Below are some records; reproduce every one of them exactly.
[START Extracted entries]
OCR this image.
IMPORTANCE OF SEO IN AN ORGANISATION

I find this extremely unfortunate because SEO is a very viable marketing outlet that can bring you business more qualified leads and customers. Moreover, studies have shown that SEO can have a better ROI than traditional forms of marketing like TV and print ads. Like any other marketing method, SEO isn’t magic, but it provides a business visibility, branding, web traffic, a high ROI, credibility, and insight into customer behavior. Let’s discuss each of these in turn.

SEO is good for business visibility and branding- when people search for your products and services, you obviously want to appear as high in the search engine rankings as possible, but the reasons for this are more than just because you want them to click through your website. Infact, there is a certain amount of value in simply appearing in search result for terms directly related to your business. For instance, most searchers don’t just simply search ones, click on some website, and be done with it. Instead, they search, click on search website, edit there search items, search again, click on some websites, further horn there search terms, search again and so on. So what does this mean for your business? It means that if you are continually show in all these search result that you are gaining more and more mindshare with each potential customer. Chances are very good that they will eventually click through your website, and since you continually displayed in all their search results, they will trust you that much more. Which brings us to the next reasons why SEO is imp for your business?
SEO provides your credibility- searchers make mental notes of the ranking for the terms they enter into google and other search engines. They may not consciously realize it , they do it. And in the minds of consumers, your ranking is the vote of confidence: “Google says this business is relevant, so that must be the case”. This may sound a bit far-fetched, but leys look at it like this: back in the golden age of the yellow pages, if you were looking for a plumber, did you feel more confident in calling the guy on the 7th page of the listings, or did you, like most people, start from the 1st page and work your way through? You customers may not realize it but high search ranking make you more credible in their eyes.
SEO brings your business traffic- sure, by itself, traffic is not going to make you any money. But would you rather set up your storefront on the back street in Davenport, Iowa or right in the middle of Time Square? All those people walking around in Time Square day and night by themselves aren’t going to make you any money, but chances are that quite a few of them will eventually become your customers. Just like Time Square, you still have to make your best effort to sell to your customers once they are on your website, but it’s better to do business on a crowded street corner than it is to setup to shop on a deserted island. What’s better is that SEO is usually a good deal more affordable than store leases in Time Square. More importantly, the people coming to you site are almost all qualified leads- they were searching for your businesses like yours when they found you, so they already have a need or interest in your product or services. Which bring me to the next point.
[END Extracted entries]
* Output of the task *
OCR this image.
IMPORTANCE OF SEO IN AN ORGANISATION

I find this extremely unfortunate because SEO is a very viable marketing outlet that can bring you business more qualified leads and customers. Moreover, studies have shown that SEO can have a better ROI than traditional forms of marketing like TV and print ads. Like any other marketing method, SEO isn’t magic, but it provides a business visibility, branding, web traffic, a high ROI, credibility, and insight into customer behavior. Let’s discuss each of these in turn.

SEO is good for business visibility and branding- when people search for your products and services, you obviously want to appear as high in the search engine rankings as possible, but the reasons for this are more than just because you want them to click through your website. Infact, there is a certain amount of value in simply appearing in search result for terms directly related to your business. For instance, most searchers don’t just simply search ones, click on some website, and be done with it. Instead, they search, click on search website, edit there search items, search again, click on some websites, further horn there search terms, search again and so on. So what does this mean for your business? It means that if you are continually show in all these search result that you are gaining more and more mindshare with each potential customer. Chances are very good that they will eventually click through your website, and since you continually displayed in all their search results, they will trust you that much more. Which brings us to the next reasons why SEO is imp for your business?
SEO provides your credibility- searchers make mental notes of the ranking for the terms they enter into google and other search engines. They may not consciously realize it , they do it. And in the minds of consumers, your ranking is the vote of confidence: “Google says this business is relevant, so that must be the case”. This may sound a bit far-fetched, but leys look at it like this: back in the golden age of the yellow pages, if you were looking for a plumber, did you feel more confident in calling the guy on the 7th page of the listings, or did you, like most people, start from the 1st page and work your way through? You customers may not realize it but high search ranking make you more credible in their eyes.
SEO brings your business traffic- sure, by itself, traffic is not going to make you any money. But would you rather set up your storefront on the back street in Davenport, Iowa or right in the middle of Time Square? All those people walking around in Time Square day and night by themselves aren’t going to make you any money, but chances are that quite a few of them will eventually become your customers. Just like Time Square, you still have to make your best effort to sell to your customers once they are on your website, but it’s better to do business on a crowded street corner than it is to setup to shop on a deserted island. What’s better is that SEO is usually a good deal more affordable than store leases in Time Square. More importantly, the people coming to you site are almost all qualified leads- they were searching for your businesses like yours when they found you, so they already have a need or interest in your product or services. Which bring me to the next point.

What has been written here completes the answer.